Fitbit dashboard stats displayed on a laptop
It will give participants wearable monitors that allow them to go about their lives while providing researchers with a wealth of data about their daytime activity—how much exercise they do and how much light they’re exposed to, and, how they get through each night—how much and what kind of sleep they get. “We’re not doing it in a sterile laboratory setting,” Seixas said. “We want to do it in the wild where people live, work, play, worship, and the like.”

“If we want to arrest the progression of cognitive impairment and Alzheimer’s disease, we have to start earlier.”

The study, which will start recruiting volunteers in January 2023, is unique in other ways. While most Alzheimer’s research has focused on elderly participants already suffering from the disease, the UM study will include people as young as 45 years old to test whether changes in sleep and exercise can stop Alzheimer’s from developing in the first place. “If we want to arrest the progression of cognitive impairment and Alzheimer’s disease, we have to start earlier,” Seixas said.

Dreem 2 headbandIn all, the study will include 30 participants broken up into different groups. One group will use a DREEM 2 Headband, a headset that helps people achieve “deep sleep” by emitting bone conduction stimulation while tracking brain activity with a level of precision equal to most laboratory equipment. A second group will conduct a predetermined series of exercises at least twice a week while wearing a Fitbit, a popular activity-monitoring bracelet. A third group will use both methods.

All participants will also use a LYS monitor that tracks the amount of sunlight they’re exposed to each day, and will provide samples of their blood and urine to measure cardiovascular biomarkers. Participants will also receive $75 for their work over the three-month study, and will receive a wireless hotspot if they don’t have a strong enough Internet connection in their home. Researchers will use yet another novel technology called Altoida that serves as a cognitive assessment tool throughout the process.

THINGS TO DO =
1) According to the Alzheimer's study passage, how much will participants be paid for the three-month study?
2) Reproduce the Alzheimer's study passage word for word, starting at "Dreem 2 headbandIn" and ending at "use both methods.".

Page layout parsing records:
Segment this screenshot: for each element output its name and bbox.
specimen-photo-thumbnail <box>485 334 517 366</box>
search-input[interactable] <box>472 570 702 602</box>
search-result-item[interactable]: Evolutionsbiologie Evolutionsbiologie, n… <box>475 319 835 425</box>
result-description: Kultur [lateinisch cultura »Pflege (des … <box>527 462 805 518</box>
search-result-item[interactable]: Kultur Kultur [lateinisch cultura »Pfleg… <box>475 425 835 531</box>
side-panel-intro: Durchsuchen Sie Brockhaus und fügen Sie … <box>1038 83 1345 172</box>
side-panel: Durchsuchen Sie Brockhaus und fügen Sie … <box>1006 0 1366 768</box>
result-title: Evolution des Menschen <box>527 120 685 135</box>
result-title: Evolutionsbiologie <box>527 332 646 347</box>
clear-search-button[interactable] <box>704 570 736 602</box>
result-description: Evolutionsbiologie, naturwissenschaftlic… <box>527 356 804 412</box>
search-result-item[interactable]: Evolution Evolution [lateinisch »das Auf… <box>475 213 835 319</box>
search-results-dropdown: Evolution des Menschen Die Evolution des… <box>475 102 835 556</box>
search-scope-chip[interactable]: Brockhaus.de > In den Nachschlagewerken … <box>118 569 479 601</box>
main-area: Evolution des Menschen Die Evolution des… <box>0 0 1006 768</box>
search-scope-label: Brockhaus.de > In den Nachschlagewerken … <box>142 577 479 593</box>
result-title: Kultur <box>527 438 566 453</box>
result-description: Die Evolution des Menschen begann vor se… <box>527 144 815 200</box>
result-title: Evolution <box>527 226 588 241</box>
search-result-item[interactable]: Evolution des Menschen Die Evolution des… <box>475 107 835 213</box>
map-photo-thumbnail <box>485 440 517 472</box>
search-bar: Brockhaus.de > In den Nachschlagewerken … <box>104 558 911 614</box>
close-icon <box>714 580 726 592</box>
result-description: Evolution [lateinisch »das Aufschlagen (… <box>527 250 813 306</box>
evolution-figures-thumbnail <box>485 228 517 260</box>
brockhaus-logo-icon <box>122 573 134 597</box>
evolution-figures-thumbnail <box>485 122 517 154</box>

SOLVED PROBLEMS =
1) $75

2)
Dreem 2 headbandIn all, the study will include 30 participants broken up into different groups. One group will use a DREEM 2 Headband, a headset that helps people achieve “deep sleep” by emitting bone conduction stimulation while tracking brain activity with a level of precision equal to most laboratory equipment. A second group will conduct a predetermined series of exercises at least twice a week while wearing a Fitbit, a popular activity-monitoring bracelet. A third group will use both methods.